● Work task
Retrieve every line from the records in which the word "files" occurs.

*** Opening of Recorded information ***

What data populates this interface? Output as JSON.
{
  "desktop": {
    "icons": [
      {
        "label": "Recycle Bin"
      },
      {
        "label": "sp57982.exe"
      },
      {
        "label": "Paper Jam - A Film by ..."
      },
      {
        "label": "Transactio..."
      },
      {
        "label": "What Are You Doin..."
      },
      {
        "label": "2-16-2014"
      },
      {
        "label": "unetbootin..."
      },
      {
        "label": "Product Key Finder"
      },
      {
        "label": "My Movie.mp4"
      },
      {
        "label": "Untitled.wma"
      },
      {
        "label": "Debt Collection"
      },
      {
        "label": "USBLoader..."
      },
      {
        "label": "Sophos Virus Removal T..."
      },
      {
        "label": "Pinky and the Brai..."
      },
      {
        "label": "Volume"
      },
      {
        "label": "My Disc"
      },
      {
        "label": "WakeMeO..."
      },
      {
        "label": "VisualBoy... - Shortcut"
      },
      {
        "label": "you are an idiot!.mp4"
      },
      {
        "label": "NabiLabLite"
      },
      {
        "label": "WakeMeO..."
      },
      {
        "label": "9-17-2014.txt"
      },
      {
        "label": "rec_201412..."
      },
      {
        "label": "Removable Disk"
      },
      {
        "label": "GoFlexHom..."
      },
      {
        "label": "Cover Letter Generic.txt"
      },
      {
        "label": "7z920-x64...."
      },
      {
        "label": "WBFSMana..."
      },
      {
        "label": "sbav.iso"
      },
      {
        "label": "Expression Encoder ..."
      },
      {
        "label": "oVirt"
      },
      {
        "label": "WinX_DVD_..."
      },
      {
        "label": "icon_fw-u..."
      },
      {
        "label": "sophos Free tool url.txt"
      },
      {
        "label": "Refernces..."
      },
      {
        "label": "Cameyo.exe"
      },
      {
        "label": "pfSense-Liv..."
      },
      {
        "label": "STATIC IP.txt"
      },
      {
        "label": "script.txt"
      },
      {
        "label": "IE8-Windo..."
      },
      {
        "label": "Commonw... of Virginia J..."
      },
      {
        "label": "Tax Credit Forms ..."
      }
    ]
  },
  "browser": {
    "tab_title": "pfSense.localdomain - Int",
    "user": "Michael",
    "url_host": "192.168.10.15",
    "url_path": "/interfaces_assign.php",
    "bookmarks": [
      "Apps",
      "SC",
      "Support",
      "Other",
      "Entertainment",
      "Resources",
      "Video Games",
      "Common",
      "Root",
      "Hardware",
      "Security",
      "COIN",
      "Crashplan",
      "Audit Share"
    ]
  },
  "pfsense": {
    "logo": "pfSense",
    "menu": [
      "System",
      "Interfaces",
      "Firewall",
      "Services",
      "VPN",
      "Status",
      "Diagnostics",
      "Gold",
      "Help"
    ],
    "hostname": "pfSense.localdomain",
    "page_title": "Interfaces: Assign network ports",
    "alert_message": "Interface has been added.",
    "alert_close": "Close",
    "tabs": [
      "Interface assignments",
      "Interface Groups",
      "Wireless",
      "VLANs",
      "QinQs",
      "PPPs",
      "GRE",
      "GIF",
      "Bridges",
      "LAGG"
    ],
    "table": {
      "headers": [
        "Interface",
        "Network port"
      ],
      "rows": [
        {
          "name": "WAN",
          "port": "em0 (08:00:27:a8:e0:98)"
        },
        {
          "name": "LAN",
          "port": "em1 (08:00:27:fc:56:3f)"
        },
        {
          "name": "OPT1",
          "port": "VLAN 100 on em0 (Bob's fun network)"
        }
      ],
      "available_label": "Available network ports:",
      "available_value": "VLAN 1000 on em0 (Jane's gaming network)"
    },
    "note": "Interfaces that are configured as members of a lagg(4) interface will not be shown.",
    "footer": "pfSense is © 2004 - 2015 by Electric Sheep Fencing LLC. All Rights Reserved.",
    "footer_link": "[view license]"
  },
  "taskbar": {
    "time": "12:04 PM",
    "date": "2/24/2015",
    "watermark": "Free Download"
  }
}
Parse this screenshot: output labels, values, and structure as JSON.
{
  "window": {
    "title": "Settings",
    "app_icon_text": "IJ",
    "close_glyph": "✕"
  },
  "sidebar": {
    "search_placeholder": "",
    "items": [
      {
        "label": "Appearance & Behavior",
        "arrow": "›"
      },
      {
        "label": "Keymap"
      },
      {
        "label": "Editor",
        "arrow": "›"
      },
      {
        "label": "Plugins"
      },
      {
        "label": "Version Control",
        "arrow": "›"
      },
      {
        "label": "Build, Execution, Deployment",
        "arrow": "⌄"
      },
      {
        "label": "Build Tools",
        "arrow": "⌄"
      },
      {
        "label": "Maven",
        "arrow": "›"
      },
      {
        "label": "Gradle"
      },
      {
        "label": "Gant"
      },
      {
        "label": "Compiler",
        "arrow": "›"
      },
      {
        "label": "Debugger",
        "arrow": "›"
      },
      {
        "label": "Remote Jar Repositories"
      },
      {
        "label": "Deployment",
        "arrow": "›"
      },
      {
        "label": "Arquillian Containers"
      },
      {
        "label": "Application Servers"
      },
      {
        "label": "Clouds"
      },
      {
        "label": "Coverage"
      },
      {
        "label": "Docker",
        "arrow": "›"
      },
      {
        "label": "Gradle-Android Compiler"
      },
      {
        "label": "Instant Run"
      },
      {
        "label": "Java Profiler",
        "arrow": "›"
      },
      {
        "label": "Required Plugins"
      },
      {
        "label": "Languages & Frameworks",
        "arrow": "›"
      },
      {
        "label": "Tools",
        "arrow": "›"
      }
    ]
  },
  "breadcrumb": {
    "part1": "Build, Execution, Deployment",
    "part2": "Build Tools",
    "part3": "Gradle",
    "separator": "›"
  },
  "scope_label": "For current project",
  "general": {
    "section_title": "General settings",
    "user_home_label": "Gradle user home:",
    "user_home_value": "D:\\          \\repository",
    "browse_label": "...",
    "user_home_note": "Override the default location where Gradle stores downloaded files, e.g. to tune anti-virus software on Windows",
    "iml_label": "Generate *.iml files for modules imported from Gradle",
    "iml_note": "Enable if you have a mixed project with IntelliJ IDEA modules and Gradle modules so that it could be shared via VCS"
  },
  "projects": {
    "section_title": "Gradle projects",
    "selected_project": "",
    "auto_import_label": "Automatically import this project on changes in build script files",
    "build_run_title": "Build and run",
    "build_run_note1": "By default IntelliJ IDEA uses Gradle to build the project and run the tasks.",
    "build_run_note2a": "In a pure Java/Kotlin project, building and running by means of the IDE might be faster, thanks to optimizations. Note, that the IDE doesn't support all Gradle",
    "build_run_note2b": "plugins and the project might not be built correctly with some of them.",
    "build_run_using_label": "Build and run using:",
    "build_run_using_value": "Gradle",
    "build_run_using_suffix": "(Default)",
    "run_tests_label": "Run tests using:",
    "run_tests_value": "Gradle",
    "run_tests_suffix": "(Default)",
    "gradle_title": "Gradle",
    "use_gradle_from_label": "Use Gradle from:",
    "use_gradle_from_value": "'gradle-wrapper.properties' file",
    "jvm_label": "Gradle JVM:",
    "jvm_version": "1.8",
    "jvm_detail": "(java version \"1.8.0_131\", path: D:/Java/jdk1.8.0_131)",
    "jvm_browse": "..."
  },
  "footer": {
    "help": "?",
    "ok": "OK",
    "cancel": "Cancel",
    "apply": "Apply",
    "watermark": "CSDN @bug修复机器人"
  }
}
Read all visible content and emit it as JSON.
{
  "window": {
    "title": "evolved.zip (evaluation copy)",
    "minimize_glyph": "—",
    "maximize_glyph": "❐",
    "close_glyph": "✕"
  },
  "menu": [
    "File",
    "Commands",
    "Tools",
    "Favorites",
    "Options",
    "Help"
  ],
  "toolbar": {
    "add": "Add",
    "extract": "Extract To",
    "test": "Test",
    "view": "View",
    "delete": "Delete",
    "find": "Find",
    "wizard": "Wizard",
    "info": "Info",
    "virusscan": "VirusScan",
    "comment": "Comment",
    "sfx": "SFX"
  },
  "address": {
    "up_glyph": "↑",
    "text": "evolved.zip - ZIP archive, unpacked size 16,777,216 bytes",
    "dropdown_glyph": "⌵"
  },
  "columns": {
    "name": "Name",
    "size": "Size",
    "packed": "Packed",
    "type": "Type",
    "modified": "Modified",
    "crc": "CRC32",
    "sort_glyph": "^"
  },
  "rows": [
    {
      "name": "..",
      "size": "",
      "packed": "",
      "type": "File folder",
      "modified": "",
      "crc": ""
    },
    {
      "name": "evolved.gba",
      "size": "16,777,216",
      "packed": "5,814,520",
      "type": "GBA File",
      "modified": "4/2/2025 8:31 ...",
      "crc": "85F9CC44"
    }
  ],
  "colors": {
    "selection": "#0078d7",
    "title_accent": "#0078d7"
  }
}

*** Close of Recorded information ***

● Expected answer
    "user_home_note": "Override the default location where Gradle stores downloaded files, e.g. to tune anti-virus software on Windows",
    "iml_label": "Generate *.iml files for modules imported from Gradle",
    "auto_import_label": "Automatically import this project on changes in build script files",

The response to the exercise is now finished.